→ **Given exercise**: Look through the lines below and extract each one that contains "upload".

→ **Available data**:
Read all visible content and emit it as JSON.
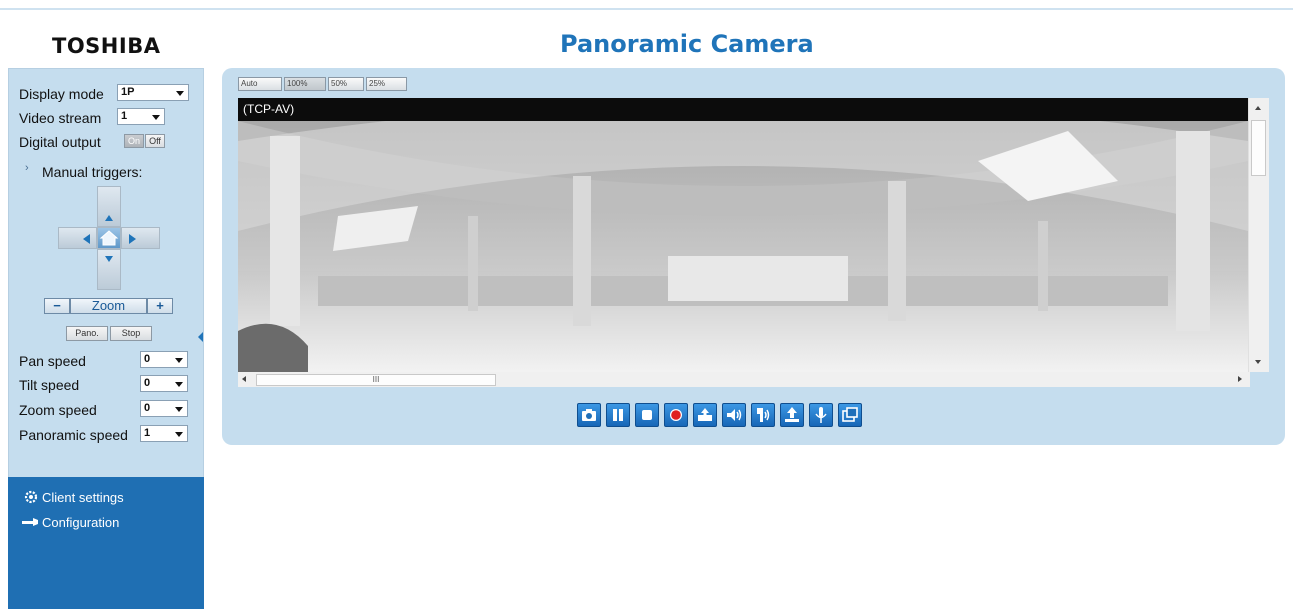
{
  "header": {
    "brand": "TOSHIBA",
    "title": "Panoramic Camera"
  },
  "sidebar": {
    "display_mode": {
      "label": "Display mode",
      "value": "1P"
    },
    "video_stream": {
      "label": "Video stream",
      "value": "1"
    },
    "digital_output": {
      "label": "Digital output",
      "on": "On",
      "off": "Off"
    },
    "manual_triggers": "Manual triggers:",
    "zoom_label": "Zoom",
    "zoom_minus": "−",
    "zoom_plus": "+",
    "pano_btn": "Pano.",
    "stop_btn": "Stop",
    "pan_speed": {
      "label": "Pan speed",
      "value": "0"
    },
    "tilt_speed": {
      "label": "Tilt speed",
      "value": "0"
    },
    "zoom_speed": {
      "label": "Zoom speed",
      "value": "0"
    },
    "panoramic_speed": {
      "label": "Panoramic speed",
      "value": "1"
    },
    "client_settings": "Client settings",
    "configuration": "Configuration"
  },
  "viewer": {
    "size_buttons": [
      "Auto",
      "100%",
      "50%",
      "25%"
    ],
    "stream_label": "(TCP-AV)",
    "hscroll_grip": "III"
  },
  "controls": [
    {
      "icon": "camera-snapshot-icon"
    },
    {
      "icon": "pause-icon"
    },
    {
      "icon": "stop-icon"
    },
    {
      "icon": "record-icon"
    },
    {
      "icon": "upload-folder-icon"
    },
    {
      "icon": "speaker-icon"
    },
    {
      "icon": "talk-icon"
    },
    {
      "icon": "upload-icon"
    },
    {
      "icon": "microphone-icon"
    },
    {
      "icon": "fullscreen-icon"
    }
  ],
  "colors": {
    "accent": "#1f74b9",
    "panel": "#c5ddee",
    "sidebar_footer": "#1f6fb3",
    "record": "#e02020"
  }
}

→ **Full answer**:
      "icon": "upload-folder-icon"
      "icon": "upload-icon"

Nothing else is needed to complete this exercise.